> [Short problem] Set down every entry again word for word, please, but skip the pictures.

### Input for this task ###

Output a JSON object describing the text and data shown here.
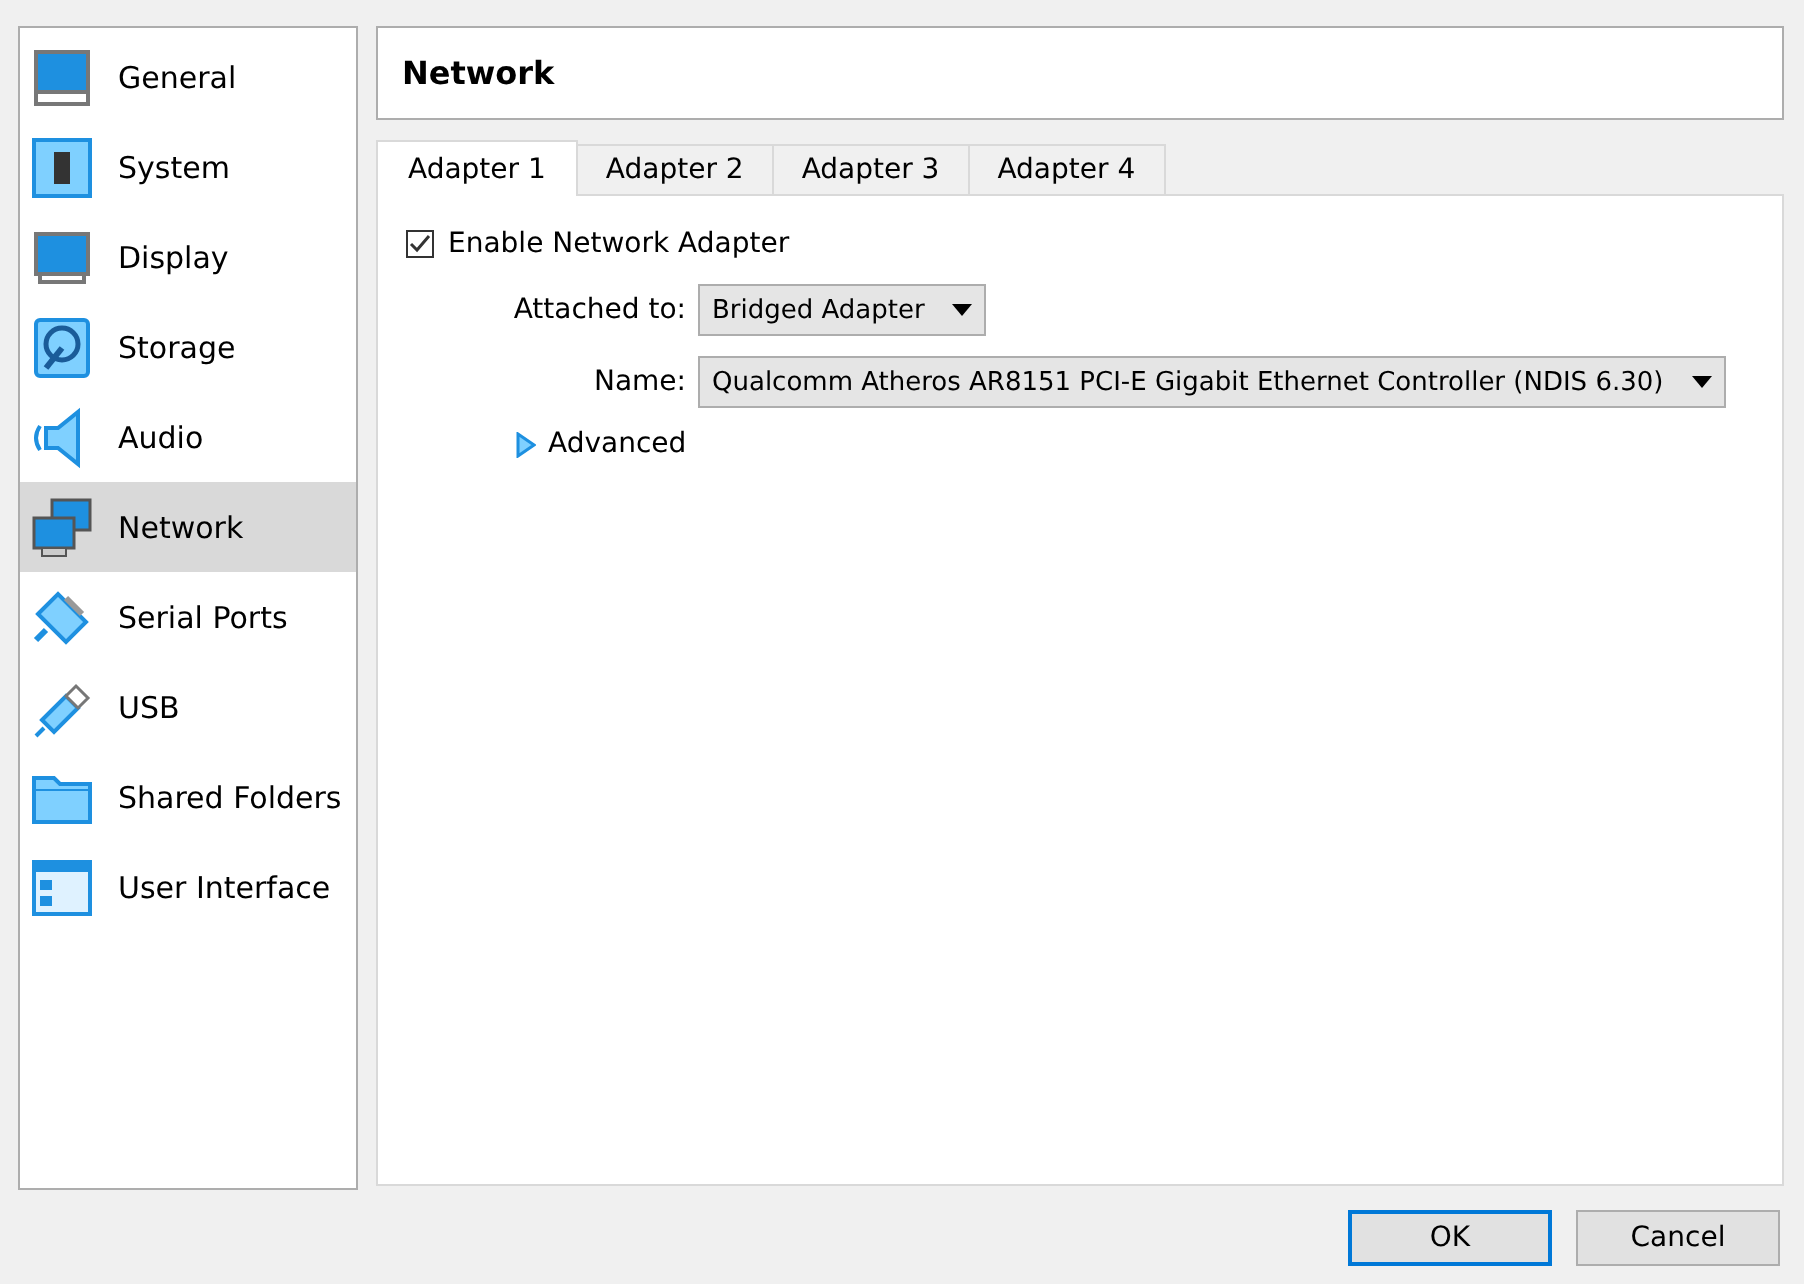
{
  "sidebar": {
    "items": [
      {
        "label": "General",
        "selected": false
      },
      {
        "label": "System",
        "selected": false
      },
      {
        "label": "Display",
        "selected": false
      },
      {
        "label": "Storage",
        "selected": false
      },
      {
        "label": "Audio",
        "selected": false
      },
      {
        "label": "Network",
        "selected": true
      },
      {
        "label": "Serial Ports",
        "selected": false
      },
      {
        "label": "USB",
        "selected": false
      },
      {
        "label": "Shared Folders",
        "selected": false
      },
      {
        "label": "User Interface",
        "selected": false
      }
    ]
  },
  "page_title": "Network",
  "tabs": [
    {
      "label": "Adapter 1",
      "selected": true
    },
    {
      "label": "Adapter 2",
      "selected": false
    },
    {
      "label": "Adapter 3",
      "selected": false
    },
    {
      "label": "Adapter 4",
      "selected": false
    }
  ],
  "adapter": {
    "enable": {
      "label": "Enable Network Adapter",
      "checked": true
    },
    "attached_to": {
      "label": "Attached to:",
      "value": "Bridged Adapter"
    },
    "name": {
      "label": "Name:",
      "value": "Qualcomm Atheros AR8151 PCI-E Gigabit Ethernet Controller (NDIS 6.30)"
    },
    "advanced": {
      "label": "Advanced",
      "expanded": false
    }
  },
  "buttons": [
    {
      "label": "OK",
      "default": true
    },
    {
      "label": "Cancel",
      "default": false
    }
  ]
}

###

> [Worked solution]
Output a JSON object describing the text and data shown here.
{
  "sidebar": {
    "items": [
      {
        "label": "General",
        "selected": false
      },
      {
        "label": "System",
        "selected": false
      },
      {
        "label": "Display",
        "selected": false
      },
      {
        "label": "Storage",
        "selected": false
      },
      {
        "label": "Audio",
        "selected": false
      },
      {
        "label": "Network",
        "selected": true
      },
      {
        "label": "Serial Ports",
        "selected": false
      },
      {
        "label": "USB",
        "selected": false
      },
      {
        "label": "Shared Folders",
        "selected": false
      },
      {
        "label": "User Interface",
        "selected": false
      }
    ]
  },
  "page_title": "Network",
  "tabs": [
    {
      "label": "Adapter 1",
      "selected": true
    },
    {
      "label": "Adapter 2",
      "selected": false
    },
    {
      "label": "Adapter 3",
      "selected": false
    },
    {
      "label": "Adapter 4",
      "selected": false
    }
  ],
  "adapter": {
    "enable": {
      "label": "Enable Network Adapter",
      "checked": true
    },
    "attached_to": {
      "label": "Attached to:",
      "value": "Bridged Adapter"
    },
    "name": {
      "label": "Name:",
      "value": "Qualcomm Atheros AR8151 PCI-E Gigabit Ethernet Controller (NDIS 6.30)"
    },
    "advanced": {
      "label": "Advanced",
      "expanded": false
    }
  },
  "buttons": [
    {
      "label": "OK",
      "default": true
    },
    {
      "label": "Cancel",
      "default": false
    }
  ]
}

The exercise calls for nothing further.